[Task instructions]
Repeat every entry word for word, but leave the images out of your copy.

--- Dataset excerpts ---

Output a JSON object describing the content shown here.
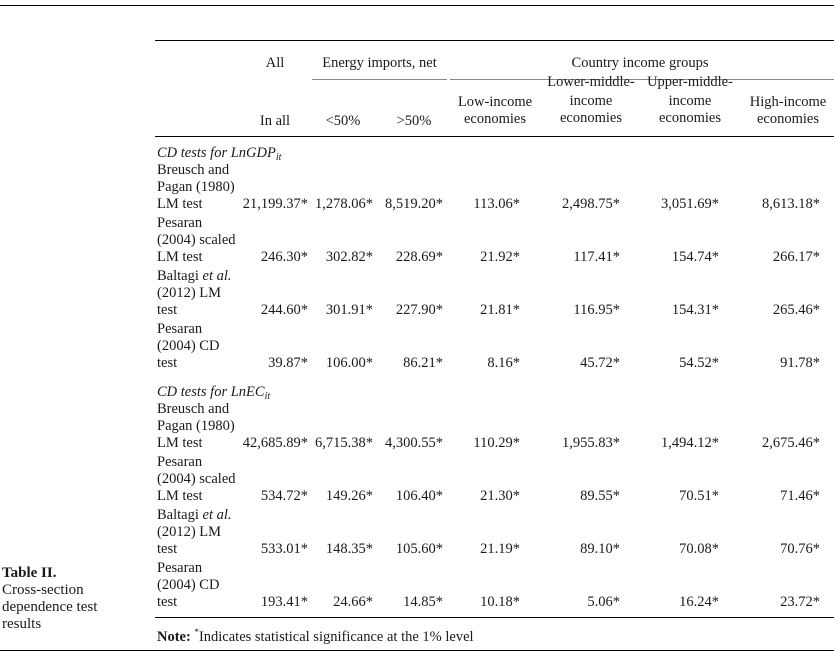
{
  "caption": {
    "title": "Table II.",
    "lines": [
      "Cross-section",
      "dependence test",
      "results"
    ]
  },
  "header": {
    "all_top": "All",
    "energy_group": "Energy imports, net",
    "country_group": "Country income groups",
    "in_all": "In all",
    "lt50": "<50%",
    "gt50": ">50%",
    "low_income": [
      "Low-income",
      "economies"
    ],
    "lower_middle": [
      "Lower-middle-",
      "income",
      "economies"
    ],
    "upper_middle": [
      "Upper-middle-",
      "income",
      "economies"
    ],
    "high_income": [
      "High-income",
      "economies"
    ]
  },
  "sections": [
    {
      "title_prefix": "CD tests for ",
      "title_var": "LnGDP",
      "title_sub": "it",
      "rows": [
        {
          "label": [
            "Breusch and",
            "Pagan (1980)",
            "LM test"
          ],
          "values": [
            "21,199.37*",
            "1,278.06*",
            "8,519.20*",
            "113.06*",
            "2,498.75*",
            "3,051.69*",
            "8,613.18*"
          ]
        },
        {
          "label": [
            "Pesaran",
            "(2004) scaled",
            "LM test"
          ],
          "values": [
            "246.30*",
            "302.82*",
            "228.69*",
            "21.92*",
            "117.41*",
            "154.74*",
            "266.17*"
          ]
        },
        {
          "label": [
            "Baltagi et al.",
            "(2012) LM",
            "test"
          ],
          "values": [
            "244.60*",
            "301.91*",
            "227.90*",
            "21.81*",
            "116.95*",
            "154.31*",
            "265.46*"
          ]
        },
        {
          "label": [
            "Pesaran",
            "(2004) CD",
            "test"
          ],
          "values": [
            "39.87*",
            "106.00*",
            "86.21*",
            "8.16*",
            "45.72*",
            "54.52*",
            "91.78*"
          ]
        }
      ]
    },
    {
      "title_prefix": "CD tests for ",
      "title_var": "LnEC",
      "title_sub": "it",
      "rows": [
        {
          "label": [
            "Breusch and",
            "Pagan (1980)",
            "LM test"
          ],
          "values": [
            "42,685.89*",
            "6,715.38*",
            "4,300.55*",
            "110.29*",
            "1,955.83*",
            "1,494.12*",
            "2,675.46*"
          ]
        },
        {
          "label": [
            "Pesaran",
            "(2004) scaled",
            "LM test"
          ],
          "values": [
            "534.72*",
            "149.26*",
            "106.40*",
            "21.30*",
            "89.55*",
            "70.51*",
            "71.46*"
          ]
        },
        {
          "label": [
            "Baltagi et al.",
            "(2012) LM",
            "test"
          ],
          "values": [
            "533.01*",
            "148.35*",
            "105.60*",
            "21.19*",
            "89.10*",
            "70.08*",
            "70.76*"
          ]
        },
        {
          "label": [
            "Pesaran",
            "(2004) CD",
            "test"
          ],
          "values": [
            "193.41*",
            "24.66*",
            "14.85*",
            "10.18*",
            "5.06*",
            "16.24*",
            "23.72*"
          ]
        }
      ]
    }
  ],
  "note": {
    "label": "Note:",
    "star": "*",
    "text": "Indicates statistical significance at the 1% level"
  }
}
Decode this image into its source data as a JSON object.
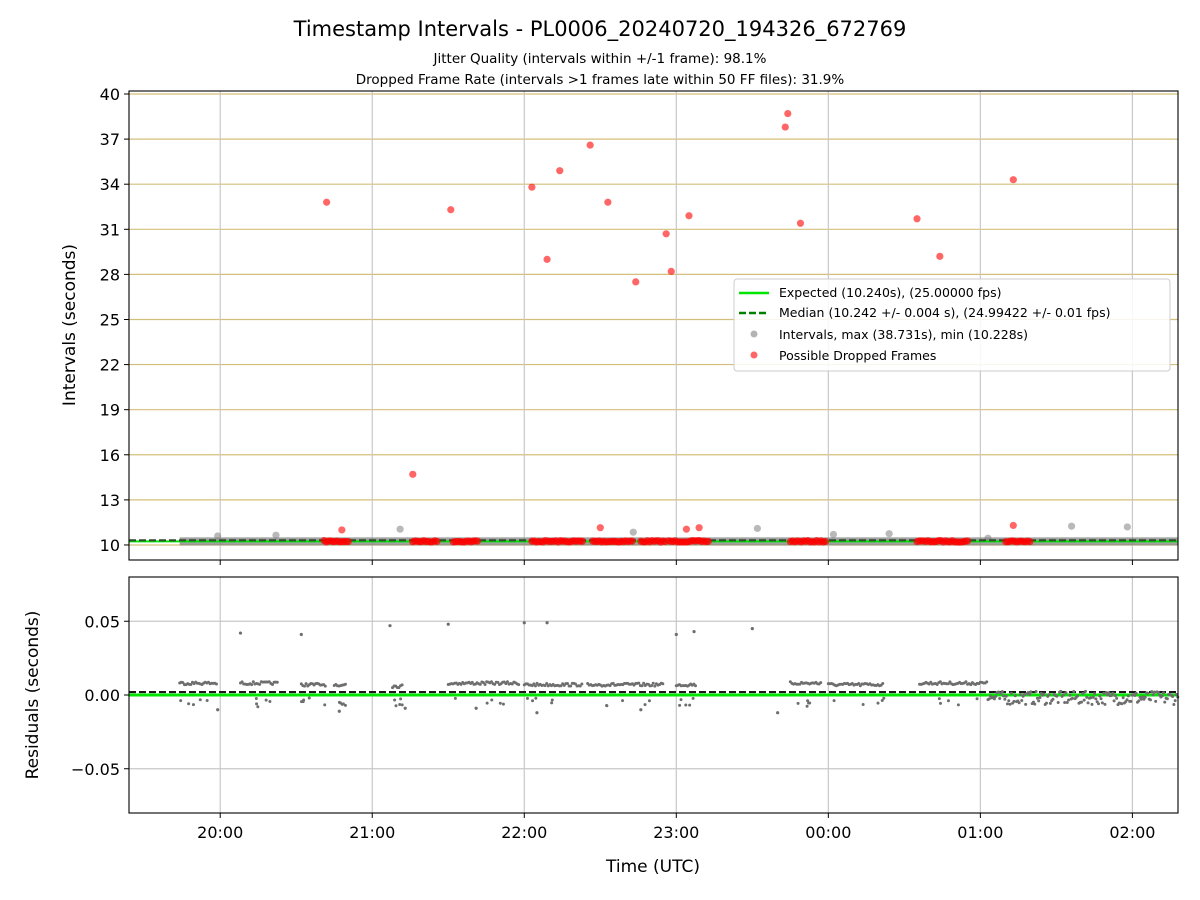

---

[Exercise solution]
Output a JSON object describing the content shown here.
{
  "caption": {
    "title": "Table II.",
    "lines": [
      "Cross-section",
      "dependence test",
      "results"
    ]
  },
  "header": {
    "all_top": "All",
    "energy_group": "Energy imports, net",
    "country_group": "Country income groups",
    "in_all": "In all",
    "lt50": "<50%",
    "gt50": ">50%",
    "low_income": [
      "Low-income",
      "economies"
    ],
    "lower_middle": [
      "Lower-middle-",
      "income",
      "economies"
    ],
    "upper_middle": [
      "Upper-middle-",
      "income",
      "economies"
    ],
    "high_income": [
      "High-income",
      "economies"
    ]
  },
  "sections": [
    {
      "title_prefix": "CD tests for ",
      "title_var": "LnGDP",
      "title_sub": "it",
      "rows": [
        {
          "label": [
            "Breusch and",
            "Pagan (1980)",
            "LM test"
          ],
          "values": [
            "21,199.37*",
            "1,278.06*",
            "8,519.20*",
            "113.06*",
            "2,498.75*",
            "3,051.69*",
            "8,613.18*"
          ]
        },
        {
          "label": [
            "Pesaran",
            "(2004) scaled",
            "LM test"
          ],
          "values": [
            "246.30*",
            "302.82*",
            "228.69*",
            "21.92*",
            "117.41*",
            "154.74*",
            "266.17*"
          ]
        },
        {
          "label": [
            "Baltagi et al.",
            "(2012) LM",
            "test"
          ],
          "values": [
            "244.60*",
            "301.91*",
            "227.90*",
            "21.81*",
            "116.95*",
            "154.31*",
            "265.46*"
          ]
        },
        {
          "label": [
            "Pesaran",
            "(2004) CD",
            "test"
          ],
          "values": [
            "39.87*",
            "106.00*",
            "86.21*",
            "8.16*",
            "45.72*",
            "54.52*",
            "91.78*"
          ]
        }
      ]
    },
    {
      "title_prefix": "CD tests for ",
      "title_var": "LnEC",
      "title_sub": "it",
      "rows": [
        {
          "label": [
            "Breusch and",
            "Pagan (1980)",
            "LM test"
          ],
          "values": [
            "42,685.89*",
            "6,715.38*",
            "4,300.55*",
            "110.29*",
            "1,955.83*",
            "1,494.12*",
            "2,675.46*"
          ]
        },
        {
          "label": [
            "Pesaran",
            "(2004) scaled",
            "LM test"
          ],
          "values": [
            "534.72*",
            "149.26*",
            "106.40*",
            "21.30*",
            "89.55*",
            "70.51*",
            "71.46*"
          ]
        },
        {
          "label": [
            "Baltagi et al.",
            "(2012) LM",
            "test"
          ],
          "values": [
            "533.01*",
            "148.35*",
            "105.60*",
            "21.19*",
            "89.10*",
            "70.08*",
            "70.76*"
          ]
        },
        {
          "label": [
            "Pesaran",
            "(2004) CD",
            "test"
          ],
          "values": [
            "193.41*",
            "24.66*",
            "14.85*",
            "10.18*",
            "5.06*",
            "16.24*",
            "23.72*"
          ]
        }
      ]
    }
  ],
  "note": {
    "label": "Note:",
    "star": "*",
    "text": "Indicates statistical significance at the 1% level"
  }
}
Decode this image into its source data as a JSON object.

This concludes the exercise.